The problem -
Answer these questions using the text on national origin discrimination below:
(a) Which regulation is cited for the EEOC's definition of national origin discrimination?
(b) What kind of discrimination does HRS Chapter 378 prohibit, rather than national origin discrimination?
(c) Under IRCA, which employers may not discriminate because of citizenship status?

Quoted passage -
Title VII prohibits discrimination because of “national origin.” The Equal Employment Opportunity Commission (“EEOC”) defines national origin discrimination as the denial of equal employment opportunity because of an individual’s ancestry, place of origin, or because the individual possesses the physical, cultural, or linguistic characteristics of a national origin group. 29 C.F.R. § 1606.1.
“National origin” is a vague concept. The EEOC attempts to resolve some of the uncertainty by recognizing that while one’s “ancestry” is not necessarily synonymous with one’s national origin, where a person was born, the terms overlap as a legal matter. The United States Supreme Court has itself stated that, “the term `national origin’ on its face refers to the country where a person was born, or, more broadly, the country from which his or her ancestors came.”
Hawaii law, HRS Chapter 378, prohibits “ancestry” discrimination, but not national origin discrimination. Like Title VII, the terms “ancestry” and “national origin” as a practical matter overlap under Hawaii law. The state regulations are more expansive in that employers are precluded, unless there is a bona fide occupational qualification, from making pre-employment inquiries and requests for information which tend to disclose the applicant’s ancestry. Under federal law, such inquires are not illegal per se, but may constitute evidence of unlawful discrimination.
Neither Title VII nor Hawai’i Revised Statutes Chapter 378 specifically prohibits discrimination on the basis of a person’s citizenship. However, citizenship requirements that have the effect of discriminating against an individual because of his or her national origin or ancestry are unlawful. Additionally, discriminating against an individual because of a person’s citizenship status is prohibited under the Immigration Reform and Control Act of 1986 (“IRCA”). IRCA prohibits employers with more than three employees from discriminating because of citizenship status.
Pre-Employment Practices: If language skills are relevant to the job, an employer may ask applicants what languages they read, speak, or write fluently. However, according to the Hawaii Civil Rights Commission’s (“HCRC”) Guideline for Pre-Employment Inquiries (Application Forms and Job Interviews), an employer should not make the following pre-employment inquiries: Applicant’s nationality, lineage, ancestry, national origin, descent, or parentage; nationality of applicant’s parent or spouse; maiden name of applicant’s wife or mother; language commonly used by applicant. “What is your mother tongue?; how applicant acquired ability to read, write, or speak a foreign language; whether applicant, parents, or spouse are naturalized or native-born U.S. citizens; birthplace of applicant; birthplace of applicant’s parents, spouse, or other relatives; requirement that applicant submit proof of birth document prior to hiring; “Of what country are you a citizen?; date when applicant, parents or spouse acquired U.S. citizenship; requirement that applicant produce naturalization papers.
National Security Exception: Employment decisions that discriminate against a person’s national origin are not unlawful if made for national security reasons. However, the singling out an individual or group when applying security requirements is unlawful. Employers relying on this exemption should be prepared prove as an affirmative defense that its employment decision was made because of national security requirements imposed by statute or Executive Order.

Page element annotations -
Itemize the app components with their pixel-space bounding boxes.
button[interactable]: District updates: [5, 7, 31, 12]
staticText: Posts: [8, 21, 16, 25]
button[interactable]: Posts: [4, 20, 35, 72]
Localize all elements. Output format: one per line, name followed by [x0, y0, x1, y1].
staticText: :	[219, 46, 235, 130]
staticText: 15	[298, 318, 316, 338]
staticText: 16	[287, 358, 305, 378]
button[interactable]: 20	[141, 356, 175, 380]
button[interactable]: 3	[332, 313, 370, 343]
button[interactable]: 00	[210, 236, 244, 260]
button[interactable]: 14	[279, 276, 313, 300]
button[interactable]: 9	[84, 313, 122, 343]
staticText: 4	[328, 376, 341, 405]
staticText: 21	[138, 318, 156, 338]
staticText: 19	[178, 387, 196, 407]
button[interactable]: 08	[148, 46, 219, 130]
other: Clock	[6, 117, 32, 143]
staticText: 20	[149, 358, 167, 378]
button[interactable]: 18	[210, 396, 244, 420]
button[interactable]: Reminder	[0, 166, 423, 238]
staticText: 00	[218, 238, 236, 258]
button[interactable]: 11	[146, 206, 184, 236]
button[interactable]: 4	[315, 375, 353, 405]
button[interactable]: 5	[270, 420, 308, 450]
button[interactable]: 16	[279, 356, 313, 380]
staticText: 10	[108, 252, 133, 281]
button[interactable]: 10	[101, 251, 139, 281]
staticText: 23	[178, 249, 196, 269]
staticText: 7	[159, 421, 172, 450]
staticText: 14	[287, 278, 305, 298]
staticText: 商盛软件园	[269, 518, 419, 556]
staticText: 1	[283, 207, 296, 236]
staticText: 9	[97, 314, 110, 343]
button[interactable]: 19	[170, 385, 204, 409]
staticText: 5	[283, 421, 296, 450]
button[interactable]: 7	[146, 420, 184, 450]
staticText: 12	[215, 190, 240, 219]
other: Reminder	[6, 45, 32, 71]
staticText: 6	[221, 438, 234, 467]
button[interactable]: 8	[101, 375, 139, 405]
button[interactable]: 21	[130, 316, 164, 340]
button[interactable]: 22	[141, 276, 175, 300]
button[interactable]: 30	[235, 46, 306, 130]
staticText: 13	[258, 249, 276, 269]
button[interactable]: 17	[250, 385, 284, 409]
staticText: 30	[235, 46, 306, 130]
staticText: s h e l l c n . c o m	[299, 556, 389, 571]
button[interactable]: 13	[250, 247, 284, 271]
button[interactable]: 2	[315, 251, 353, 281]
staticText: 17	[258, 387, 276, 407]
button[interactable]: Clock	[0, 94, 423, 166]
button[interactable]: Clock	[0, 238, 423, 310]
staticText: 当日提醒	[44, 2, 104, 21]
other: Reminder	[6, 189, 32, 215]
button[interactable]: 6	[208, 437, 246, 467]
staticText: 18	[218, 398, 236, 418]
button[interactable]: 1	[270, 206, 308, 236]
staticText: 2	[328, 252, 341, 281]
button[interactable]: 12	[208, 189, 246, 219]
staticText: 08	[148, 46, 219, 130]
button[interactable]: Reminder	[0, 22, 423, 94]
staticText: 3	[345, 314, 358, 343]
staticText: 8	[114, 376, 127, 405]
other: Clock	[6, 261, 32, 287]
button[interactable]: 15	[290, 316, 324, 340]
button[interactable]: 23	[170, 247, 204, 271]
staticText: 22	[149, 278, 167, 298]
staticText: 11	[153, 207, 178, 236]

Result of the task -
(a) 29 C.F.R. § 1606.1.
(b) Ancestry discrimination.
(c) Employers with more than three employees.